— BEGIN —

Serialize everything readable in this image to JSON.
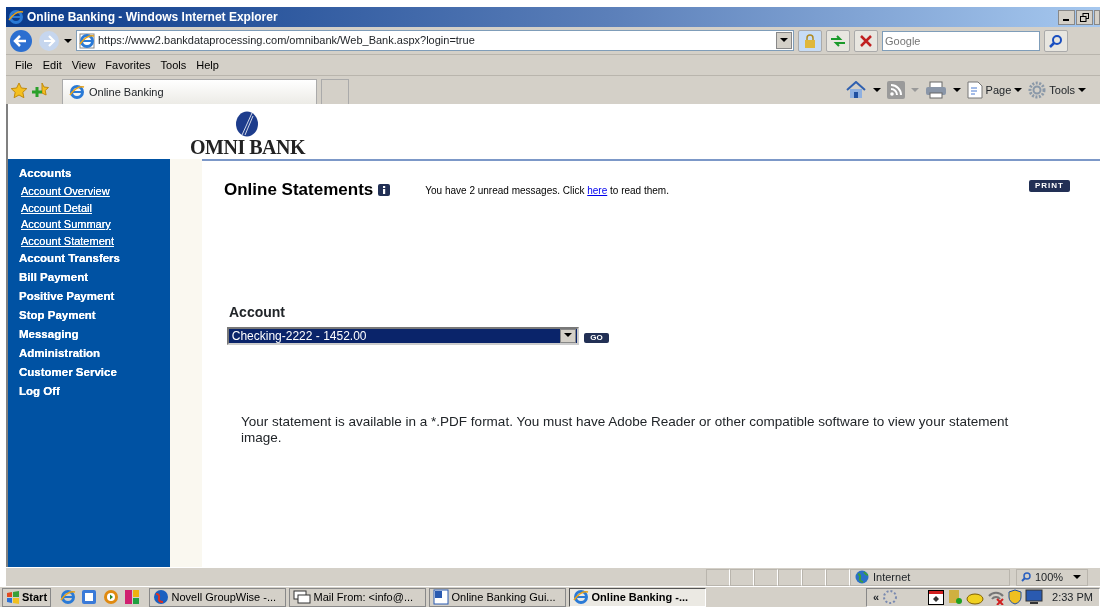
{
  "window": {
    "title": "Online Banking - Windows Internet Explorer"
  },
  "browser": {
    "address": "https://www2.bankdataprocessing.com/omnibank/Web_Bank.aspx?login=true",
    "search": {
      "placeholder": "Google"
    },
    "menu": [
      "File",
      "Edit",
      "View",
      "Favorites",
      "Tools",
      "Help"
    ],
    "tab": {
      "label": "Online Banking"
    },
    "commands": [
      "Page",
      "Tools"
    ]
  },
  "bank": {
    "name": "OMNI BANK"
  },
  "sidebar": {
    "items": [
      {
        "label": "Accounts",
        "kind": "section"
      },
      {
        "label": "Account Overview",
        "kind": "link"
      },
      {
        "label": "Account Detail",
        "kind": "link"
      },
      {
        "label": "Account Summary",
        "kind": "link"
      },
      {
        "label": "Account Statement",
        "kind": "link"
      },
      {
        "label": "Account Transfers",
        "kind": "section"
      },
      {
        "label": "Bill Payment",
        "kind": "section"
      },
      {
        "label": "Positive Payment",
        "kind": "section"
      },
      {
        "label": "Stop Payment",
        "kind": "section"
      },
      {
        "label": "Messaging",
        "kind": "section"
      },
      {
        "label": "Administration",
        "kind": "section"
      },
      {
        "label": "Customer Service",
        "kind": "section"
      },
      {
        "label": "Log Off",
        "kind": "section"
      }
    ]
  },
  "main": {
    "title": "Online Statements",
    "message": {
      "before": "You have 2 unread messages. Click",
      "link": "here",
      "after": "to read them."
    },
    "print_button": "PRINT",
    "account": {
      "label": "Account",
      "value": "Checking-2222 - 1452.00",
      "go_button": "GO"
    },
    "notice": "Your statement is available in a *.PDF format. You must have Adobe Reader or other compatible software to view your statement image."
  },
  "status_bar": {
    "zone": "Internet",
    "zoom": "100%"
  },
  "taskbar": {
    "start": "Start",
    "tasks": [
      {
        "label": "Novell GroupWise -...",
        "selected": false
      },
      {
        "label": "Mail From: <info@...",
        "selected": false
      },
      {
        "label": "Online Banking Gui...",
        "selected": false
      },
      {
        "label": "Online Banking -...",
        "selected": true
      }
    ],
    "tray_toggle": "«",
    "clock": "2:33 PM"
  }
}
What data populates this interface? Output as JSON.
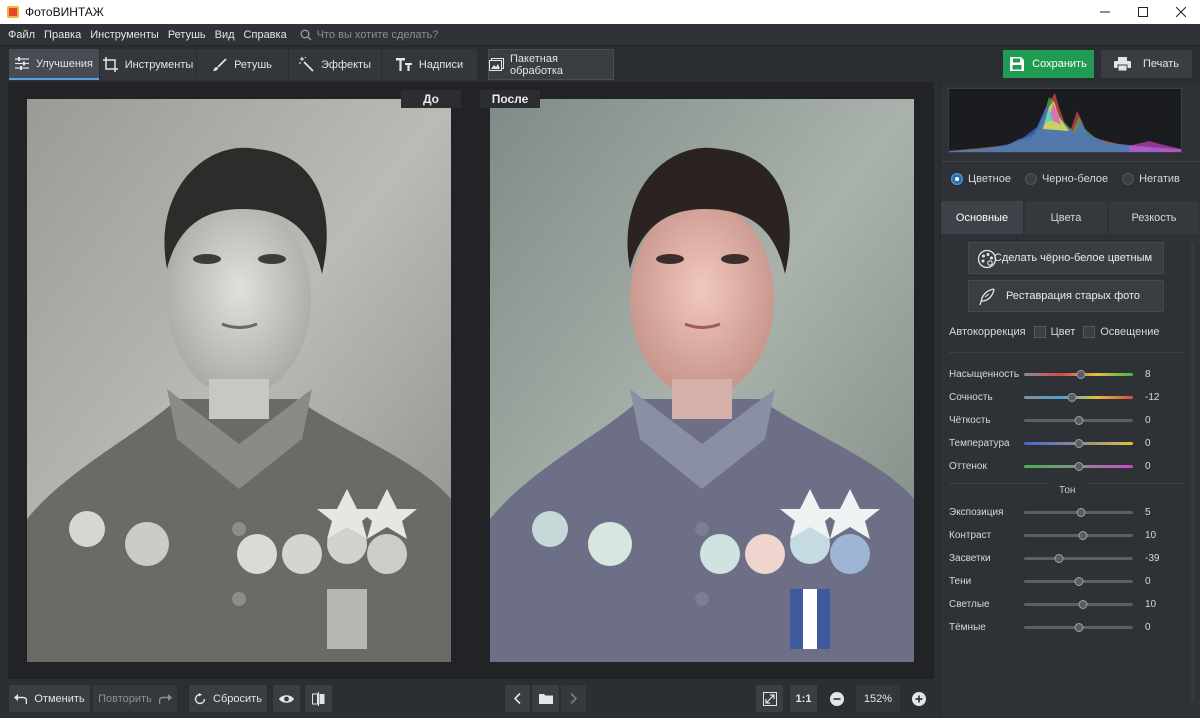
{
  "window": {
    "title": "ФотоВИНТАЖ",
    "controls": [
      "minimize-icon",
      "maximize-icon",
      "close-icon"
    ]
  },
  "menu": {
    "items": [
      "Файл",
      "Правка",
      "Инструменты",
      "Ретушь",
      "Вид",
      "Справка"
    ],
    "search_placeholder": "Что вы хотите сделать?"
  },
  "toolbar": {
    "tabs": [
      {
        "label": "Улучшения",
        "icon": "sliders-icon",
        "active": true
      },
      {
        "label": "Инструменты",
        "icon": "crop-icon",
        "active": false
      },
      {
        "label": "Ретушь",
        "icon": "brush-icon",
        "active": false
      },
      {
        "label": "Эффекты",
        "icon": "magic-wand-icon",
        "active": false
      },
      {
        "label": "Надписи",
        "icon": "text-icon",
        "active": false
      }
    ],
    "batch_label": "Пакетная обработка",
    "save_label": "Сохранить",
    "print_label": "Печать"
  },
  "canvas": {
    "before_label": "До",
    "after_label": "После"
  },
  "bottom": {
    "undo_label": "Отменить",
    "redo_label": "Повторить",
    "reset_label": "Сбросить",
    "zoom_1to1": "1:1",
    "zoom_value": "152%"
  },
  "panel": {
    "color_modes": [
      {
        "label": "Цветное",
        "selected": true
      },
      {
        "label": "Черно-белое",
        "selected": false
      },
      {
        "label": "Негатив",
        "selected": false
      }
    ],
    "subtabs": [
      {
        "label": "Основные",
        "active": true
      },
      {
        "label": "Цвета",
        "active": false
      },
      {
        "label": "Резкость",
        "active": false
      }
    ],
    "colorize_button": "Сделать чёрно-белое цветным",
    "restore_button": "Реставрация старых фото",
    "autocorrection": {
      "label": "Автокоррекция",
      "options": [
        {
          "label": "Цвет",
          "checked": false
        },
        {
          "label": "Освещение",
          "checked": false
        }
      ]
    },
    "tone_title": "Тон",
    "color_sliders": [
      {
        "label": "Насыщенность",
        "value": "8",
        "position": 0.52,
        "gradient": "saturation"
      },
      {
        "label": "Сочность",
        "value": "-12",
        "position": 0.44,
        "gradient": "vibrance"
      },
      {
        "label": "Чёткость",
        "value": "0",
        "position": 0.5,
        "gradient": "gray"
      },
      {
        "label": "Температура",
        "value": "0",
        "position": 0.5,
        "gradient": "temperature"
      },
      {
        "label": "Оттенок",
        "value": "0",
        "position": 0.5,
        "gradient": "tint"
      }
    ],
    "tone_sliders": [
      {
        "label": "Экспозиция",
        "value": "5",
        "position": 0.52
      },
      {
        "label": "Контраст",
        "value": "10",
        "position": 0.54
      },
      {
        "label": "Засветки",
        "value": "-39",
        "position": 0.32
      },
      {
        "label": "Тени",
        "value": "0",
        "position": 0.5
      },
      {
        "label": "Светлые",
        "value": "10",
        "position": 0.54
      },
      {
        "label": "Тёмные",
        "value": "0",
        "position": 0.5
      }
    ]
  },
  "colors": {
    "accent_blue": "#5aa0e6",
    "save_green": "#1f9c51",
    "panel_bg": "#2e3136"
  }
}
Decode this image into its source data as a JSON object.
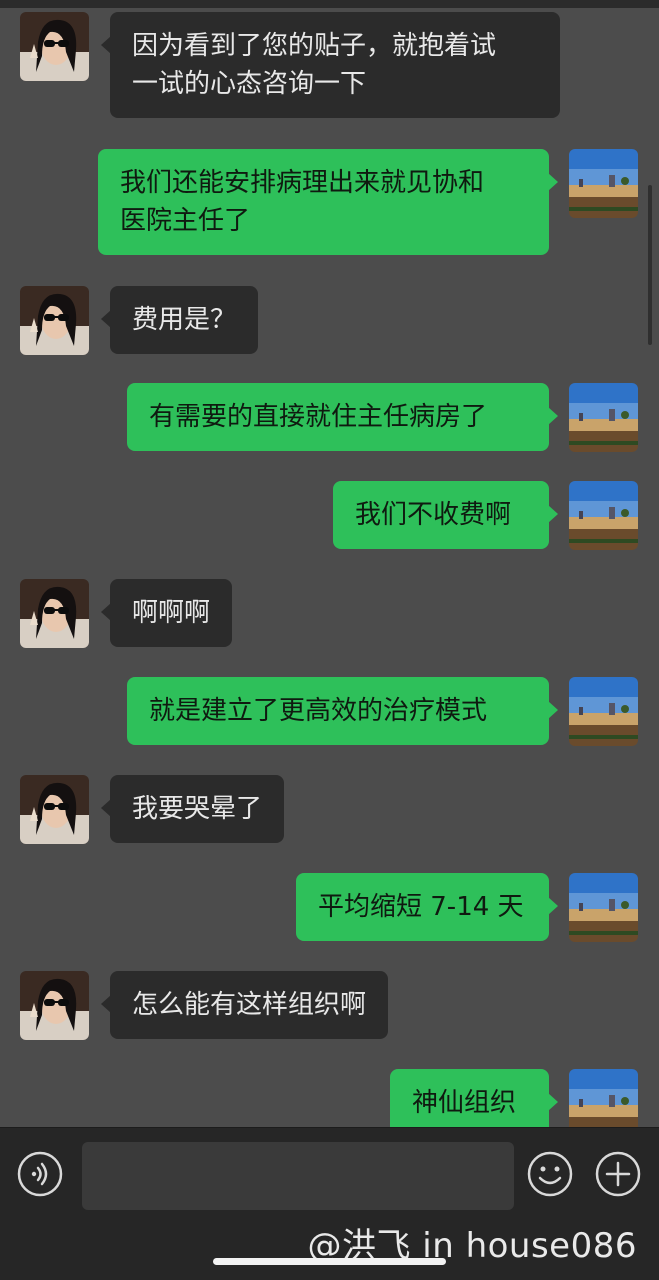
{
  "conversation": {
    "messages": [
      {
        "side": "in",
        "lines": [
          "因为看到了您的贴子，就抱着试",
          "一试的心态咨询一下"
        ]
      },
      {
        "side": "out",
        "lines": [
          "我们还能安排病理出来就见协和",
          "医院主任了"
        ]
      },
      {
        "side": "in",
        "lines": [
          "费用是？"
        ]
      },
      {
        "side": "out",
        "lines": [
          "有需要的直接就住主任病房了"
        ]
      },
      {
        "side": "out",
        "lines": [
          "我们不收费啊"
        ]
      },
      {
        "side": "in",
        "lines": [
          "啊啊啊"
        ]
      },
      {
        "side": "out",
        "lines": [
          "就是建立了更高效的治疗模式"
        ]
      },
      {
        "side": "in",
        "lines": [
          "我要哭晕了"
        ]
      },
      {
        "side": "out",
        "lines": [
          "平均缩短 7-14 天"
        ]
      },
      {
        "side": "in",
        "lines": [
          "怎么能有这样组织啊"
        ]
      },
      {
        "side": "out",
        "lines": [
          "神仙组织"
        ]
      }
    ]
  },
  "input_bar": {
    "voice_icon": "voice-wave-icon",
    "emoji_icon": "smiley-icon",
    "plus_icon": "plus-circle-icon",
    "input_value": ""
  },
  "watermark": "@洪飞 in house086",
  "colors": {
    "incoming_bubble": "#2b2b2b",
    "outgoing_bubble": "#2ec05a",
    "background": "#4c4c4c"
  }
}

— END —

**Short task**.
Drop the images and repeat the data exactly.

**Exercise result**.
Serialize everything readable in this image to JSON.
{
  "window": {
    "title": "Online Banking - Windows Internet Explorer"
  },
  "browser": {
    "address": "https://www2.bankdataprocessing.com/omnibank/Web_Bank.aspx?login=true",
    "search": {
      "placeholder": "Google"
    },
    "menu": [
      "File",
      "Edit",
      "View",
      "Favorites",
      "Tools",
      "Help"
    ],
    "tab": {
      "label": "Online Banking"
    },
    "commands": [
      "Page",
      "Tools"
    ]
  },
  "bank": {
    "name": "OMNI BANK"
  },
  "sidebar": {
    "items": [
      {
        "label": "Accounts",
        "kind": "section"
      },
      {
        "label": "Account Overview",
        "kind": "link"
      },
      {
        "label": "Account Detail",
        "kind": "link"
      },
      {
        "label": "Account Summary",
        "kind": "link"
      },
      {
        "label": "Account Statement",
        "kind": "link"
      },
      {
        "label": "Account Transfers",
        "kind": "section"
      },
      {
        "label": "Bill Payment",
        "kind": "section"
      },
      {
        "label": "Positive Payment",
        "kind": "section"
      },
      {
        "label": "Stop Payment",
        "kind": "section"
      },
      {
        "label": "Messaging",
        "kind": "section"
      },
      {
        "label": "Administration",
        "kind": "section"
      },
      {
        "label": "Customer Service",
        "kind": "section"
      },
      {
        "label": "Log Off",
        "kind": "section"
      }
    ]
  },
  "main": {
    "title": "Online Statements",
    "message": {
      "before": "You have 2 unread messages. Click",
      "link": "here",
      "after": "to read them."
    },
    "print_button": "PRINT",
    "account": {
      "label": "Account",
      "value": "Checking-2222 - 1452.00",
      "go_button": "GO"
    },
    "notice": "Your statement is available in a *.PDF format. You must have Adobe Reader or other compatible software to view your statement image."
  },
  "status_bar": {
    "zone": "Internet",
    "zoom": "100%"
  },
  "taskbar": {
    "start": "Start",
    "tasks": [
      {
        "label": "Novell GroupWise -...",
        "selected": false
      },
      {
        "label": "Mail From: <info@...",
        "selected": false
      },
      {
        "label": "Online Banking Gui...",
        "selected": false
      },
      {
        "label": "Online Banking -...",
        "selected": true
      }
    ],
    "tray_toggle": "«",
    "clock": "2:33 PM"
  }
}
What data populates this interface? Output as JSON.
{
  "window": {
    "title": "ФотоВИНТАЖ",
    "controls": [
      "minimize-icon",
      "maximize-icon",
      "close-icon"
    ]
  },
  "menu": {
    "items": [
      "Файл",
      "Правка",
      "Инструменты",
      "Ретушь",
      "Вид",
      "Справка"
    ],
    "search_placeholder": "Что вы хотите сделать?"
  },
  "toolbar": {
    "tabs": [
      {
        "label": "Улучшения",
        "icon": "sliders-icon",
        "active": true
      },
      {
        "label": "Инструменты",
        "icon": "crop-icon",
        "active": false
      },
      {
        "label": "Ретушь",
        "icon": "brush-icon",
        "active": false
      },
      {
        "label": "Эффекты",
        "icon": "magic-wand-icon",
        "active": false
      },
      {
        "label": "Надписи",
        "icon": "text-icon",
        "active": false
      }
    ],
    "batch_label": "Пакетная обработка",
    "save_label": "Сохранить",
    "print_label": "Печать"
  },
  "canvas": {
    "before_label": "До",
    "after_label": "После"
  },
  "bottom": {
    "undo_label": "Отменить",
    "redo_label": "Повторить",
    "reset_label": "Сбросить",
    "zoom_1to1": "1:1",
    "zoom_value": "152%"
  },
  "panel": {
    "color_modes": [
      {
        "label": "Цветное",
        "selected": true
      },
      {
        "label": "Черно-белое",
        "selected": false
      },
      {
        "label": "Негатив",
        "selected": false
      }
    ],
    "subtabs": [
      {
        "label": "Основные",
        "active": true
      },
      {
        "label": "Цвета",
        "active": false
      },
      {
        "label": "Резкость",
        "active": false
      }
    ],
    "colorize_button": "Сделать чёрно-белое цветным",
    "restore_button": "Реставрация старых фото",
    "autocorrection": {
      "label": "Автокоррекция",
      "options": [
        {
          "label": "Цвет",
          "checked": false
        },
        {
          "label": "Освещение",
          "checked": false
        }
      ]
    },
    "tone_title": "Тон",
    "color_sliders": [
      {
        "label": "Насыщенность",
        "value": "8",
        "position": 0.52,
        "gradient": "saturation"
      },
      {
        "label": "Сочность",
        "value": "-12",
        "position": 0.44,
        "gradient": "vibrance"
      },
      {
        "label": "Чёткость",
        "value": "0",
        "position": 0.5,
        "gradient": "gray"
      },
      {
        "label": "Температура",
        "value": "0",
        "position": 0.5,
        "gradient": "temperature"
      },
      {
        "label": "Оттенок",
        "value": "0",
        "position": 0.5,
        "gradient": "tint"
      }
    ],
    "tone_sliders": [
      {
        "label": "Экспозиция",
        "value": "5",
        "position": 0.52
      },
      {
        "label": "Контраст",
        "value": "10",
        "position": 0.54
      },
      {
        "label": "Засветки",
        "value": "-39",
        "position": 0.32
      },
      {
        "label": "Тени",
        "value": "0",
        "position": 0.5
      },
      {
        "label": "Светлые",
        "value": "10",
        "position": 0.54
      },
      {
        "label": "Тёмные",
        "value": "0",
        "position": 0.5
      }
    ]
  },
  "colors": {
    "accent_blue": "#5aa0e6",
    "save_green": "#1f9c51",
    "panel_bg": "#2e3136"
  }
}
Decode this image into its source data as a JSON object.
{
  "conversation": {
    "messages": [
      {
        "side": "in",
        "lines": [
          "因为看到了您的贴子，就抱着试",
          "一试的心态咨询一下"
        ]
      },
      {
        "side": "out",
        "lines": [
          "我们还能安排病理出来就见协和",
          "医院主任了"
        ]
      },
      {
        "side": "in",
        "lines": [
          "费用是？"
        ]
      },
      {
        "side": "out",
        "lines": [
          "有需要的直接就住主任病房了"
        ]
      },
      {
        "side": "out",
        "lines": [
          "我们不收费啊"
        ]
      },
      {
        "side": "in",
        "lines": [
          "啊啊啊"
        ]
      },
      {
        "side": "out",
        "lines": [
          "就是建立了更高效的治疗模式"
        ]
      },
      {
        "side": "in",
        "lines": [
          "我要哭晕了"
        ]
      },
      {
        "side": "out",
        "lines": [
          "平均缩短 7-14 天"
        ]
      },
      {
        "side": "in",
        "lines": [
          "怎么能有这样组织啊"
        ]
      },
      {
        "side": "out",
        "lines": [
          "神仙组织"
        ]
      }
    ]
  },
  "input_bar": {
    "voice_icon": "voice-wave-icon",
    "emoji_icon": "smiley-icon",
    "plus_icon": "plus-circle-icon",
    "input_value": ""
  },
  "watermark": "@洪飞 in house086",
  "colors": {
    "incoming_bubble": "#2b2b2b",
    "outgoing_bubble": "#2ec05a",
    "background": "#4c4c4c"
  }
}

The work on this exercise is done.